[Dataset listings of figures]
+++

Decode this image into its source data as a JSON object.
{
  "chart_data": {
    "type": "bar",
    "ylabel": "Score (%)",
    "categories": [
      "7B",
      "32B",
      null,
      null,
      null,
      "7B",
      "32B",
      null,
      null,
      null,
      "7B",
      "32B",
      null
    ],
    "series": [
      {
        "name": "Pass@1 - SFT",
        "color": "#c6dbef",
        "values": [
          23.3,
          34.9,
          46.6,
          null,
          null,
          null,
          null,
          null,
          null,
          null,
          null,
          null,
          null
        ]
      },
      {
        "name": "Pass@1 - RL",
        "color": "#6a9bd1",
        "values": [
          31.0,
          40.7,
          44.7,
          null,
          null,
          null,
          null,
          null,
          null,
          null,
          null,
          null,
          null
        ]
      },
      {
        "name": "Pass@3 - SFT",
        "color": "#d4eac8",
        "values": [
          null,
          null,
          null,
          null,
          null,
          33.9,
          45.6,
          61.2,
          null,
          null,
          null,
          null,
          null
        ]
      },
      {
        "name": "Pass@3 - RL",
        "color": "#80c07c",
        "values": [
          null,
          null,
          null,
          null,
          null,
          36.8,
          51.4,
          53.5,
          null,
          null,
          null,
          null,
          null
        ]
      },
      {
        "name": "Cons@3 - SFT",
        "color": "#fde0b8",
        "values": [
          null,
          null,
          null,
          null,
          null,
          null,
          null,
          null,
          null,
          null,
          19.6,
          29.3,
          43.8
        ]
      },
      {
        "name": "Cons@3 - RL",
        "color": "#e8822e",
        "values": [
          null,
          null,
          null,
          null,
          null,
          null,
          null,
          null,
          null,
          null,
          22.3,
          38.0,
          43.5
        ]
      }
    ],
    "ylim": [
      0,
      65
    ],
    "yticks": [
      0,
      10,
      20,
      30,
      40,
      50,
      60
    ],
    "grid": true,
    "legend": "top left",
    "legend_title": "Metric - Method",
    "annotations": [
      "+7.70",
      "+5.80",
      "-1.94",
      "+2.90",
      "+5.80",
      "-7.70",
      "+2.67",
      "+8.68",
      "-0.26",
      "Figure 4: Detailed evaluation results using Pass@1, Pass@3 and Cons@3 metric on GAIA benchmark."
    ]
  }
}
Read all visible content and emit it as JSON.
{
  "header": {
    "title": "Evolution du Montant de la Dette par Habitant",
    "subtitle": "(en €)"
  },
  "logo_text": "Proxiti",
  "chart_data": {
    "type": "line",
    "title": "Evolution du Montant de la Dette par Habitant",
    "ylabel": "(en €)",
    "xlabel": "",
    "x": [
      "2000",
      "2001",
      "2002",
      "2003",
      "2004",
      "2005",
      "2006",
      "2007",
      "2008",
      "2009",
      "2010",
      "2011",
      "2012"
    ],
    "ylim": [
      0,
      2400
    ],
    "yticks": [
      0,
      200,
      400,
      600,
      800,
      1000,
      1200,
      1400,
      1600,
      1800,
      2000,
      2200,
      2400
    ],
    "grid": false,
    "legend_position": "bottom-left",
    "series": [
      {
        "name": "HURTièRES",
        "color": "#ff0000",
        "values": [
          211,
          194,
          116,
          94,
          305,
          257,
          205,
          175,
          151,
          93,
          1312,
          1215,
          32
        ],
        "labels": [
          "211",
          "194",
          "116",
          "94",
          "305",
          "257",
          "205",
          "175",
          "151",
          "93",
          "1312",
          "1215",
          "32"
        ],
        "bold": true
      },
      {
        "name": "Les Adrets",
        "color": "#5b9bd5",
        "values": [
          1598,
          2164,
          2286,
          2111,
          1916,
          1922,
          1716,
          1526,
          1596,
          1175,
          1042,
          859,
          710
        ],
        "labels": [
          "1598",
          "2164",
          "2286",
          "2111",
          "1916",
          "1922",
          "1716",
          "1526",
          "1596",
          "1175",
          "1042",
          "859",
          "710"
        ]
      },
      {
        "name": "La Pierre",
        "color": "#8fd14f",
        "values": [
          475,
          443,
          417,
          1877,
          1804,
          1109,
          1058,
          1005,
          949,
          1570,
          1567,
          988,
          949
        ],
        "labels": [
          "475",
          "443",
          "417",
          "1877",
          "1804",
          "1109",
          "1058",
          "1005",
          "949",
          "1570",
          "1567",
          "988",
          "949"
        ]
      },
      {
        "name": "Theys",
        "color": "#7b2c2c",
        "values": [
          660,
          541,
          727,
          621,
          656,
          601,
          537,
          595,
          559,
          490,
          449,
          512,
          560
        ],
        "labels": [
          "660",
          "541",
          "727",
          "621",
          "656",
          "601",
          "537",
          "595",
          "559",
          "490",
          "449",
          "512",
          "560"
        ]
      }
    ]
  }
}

+++

#### Given task
Output the records exactly, including every line.

#### Written solution
Decode this image into its source data as a JSON object.
{
  "chart_data": {
    "type": "bar",
    "ylabel": "Score (%)",
    "categories": [
      "7B",
      "32B",
      null,
      null,
      null,
      "7B",
      "32B",
      null,
      null,
      null,
      "7B",
      "32B",
      null
    ],
    "series": [
      {
        "name": "Pass@1 - SFT",
        "color": "#c6dbef",
        "values": [
          23.3,
          34.9,
          46.6,
          null,
          null,
          null,
          null,
          null,
          null,
          null,
          null,
          null,
          null
        ]
      },
      {
        "name": "Pass@1 - RL",
        "color": "#6a9bd1",
        "values": [
          31.0,
          40.7,
          44.7,
          null,
          null,
          null,
          null,
          null,
          null,
          null,
          null,
          null,
          null
        ]
      },
      {
        "name": "Pass@3 - SFT",
        "color": "#d4eac8",
        "values": [
          null,
          null,
          null,
          null,
          null,
          33.9,
          45.6,
          61.2,
          null,
          null,
          null,
          null,
          null
        ]
      },
      {
        "name": "Pass@3 - RL",
        "color": "#80c07c",
        "values": [
          null,
          null,
          null,
          null,
          null,
          36.8,
          51.4,
          53.5,
          null,
          null,
          null,
          null,
          null
        ]
      },
      {
        "name": "Cons@3 - SFT",
        "color": "#fde0b8",
        "values": [
          null,
          null,
          null,
          null,
          null,
          null,
          null,
          null,
          null,
          null,
          19.6,
          29.3,
          43.8
        ]
      },
      {
        "name": "Cons@3 - RL",
        "color": "#e8822e",
        "values": [
          null,
          null,
          null,
          null,
          null,
          null,
          null,
          null,
          null,
          null,
          22.3,
          38.0,
          43.5
        ]
      }
    ],
    "ylim": [
      0,
      65
    ],
    "yticks": [
      0,
      10,
      20,
      30,
      40,
      50,
      60
    ],
    "grid": true,
    "legend": "top left",
    "legend_title": "Metric - Method",
    "annotations": [
      "+7.70",
      "+5.80",
      "-1.94",
      "+2.90",
      "+5.80",
      "-7.70",
      "+2.67",
      "+8.68",
      "-0.26",
      "Figure 4: Detailed evaluation results using Pass@1, Pass@3 and Cons@3 metric on GAIA benchmark."
    ]
  }
}
Read all visible content and emit it as JSON.
{
  "header": {
    "title": "Evolution du Montant de la Dette par Habitant",
    "subtitle": "(en €)"
  },
  "logo_text": "Proxiti",
  "chart_data": {
    "type": "line",
    "title": "Evolution du Montant de la Dette par Habitant",
    "ylabel": "(en €)",
    "xlabel": "",
    "x": [
      "2000",
      "2001",
      "2002",
      "2003",
      "2004",
      "2005",
      "2006",
      "2007",
      "2008",
      "2009",
      "2010",
      "2011",
      "2012"
    ],
    "ylim": [
      0,
      2400
    ],
    "yticks": [
      0,
      200,
      400,
      600,
      800,
      1000,
      1200,
      1400,
      1600,
      1800,
      2000,
      2200,
      2400
    ],
    "grid": false,
    "legend_position": "bottom-left",
    "series": [
      {
        "name": "HURTièRES",
        "color": "#ff0000",
        "values": [
          211,
          194,
          116,
          94,
          305,
          257,
          205,
          175,
          151,
          93,
          1312,
          1215,
          32
        ],
        "labels": [
          "211",
          "194",
          "116",
          "94",
          "305",
          "257",
          "205",
          "175",
          "151",
          "93",
          "1312",
          "1215",
          "32"
        ],
        "bold": true
      },
      {
        "name": "Les Adrets",
        "color": "#5b9bd5",
        "values": [
          1598,
          2164,
          2286,
          2111,
          1916,
          1922,
          1716,
          1526,
          1596,
          1175,
          1042,
          859,
          710
        ],
        "labels": [
          "1598",
          "2164",
          "2286",
          "2111",
          "1916",
          "1922",
          "1716",
          "1526",
          "1596",
          "1175",
          "1042",
          "859",
          "710"
        ]
      },
      {
        "name": "La Pierre",
        "color": "#8fd14f",
        "values": [
          475,
          443,
          417,
          1877,
          1804,
          1109,
          1058,
          1005,
          949,
          1570,
          1567,
          988,
          949
        ],
        "labels": [
          "475",
          "443",
          "417",
          "1877",
          "1804",
          "1109",
          "1058",
          "1005",
          "949",
          "1570",
          "1567",
          "988",
          "949"
        ]
      },
      {
        "name": "Theys",
        "color": "#7b2c2c",
        "values": [
          660,
          541,
          727,
          621,
          656,
          601,
          537,
          595,
          559,
          490,
          449,
          512,
          560
        ],
        "labels": [
          "660",
          "541",
          "727",
          "621",
          "656",
          "601",
          "537",
          "595",
          "559",
          "490",
          "449",
          "512",
          "560"
        ]
      }
    ]
  }
}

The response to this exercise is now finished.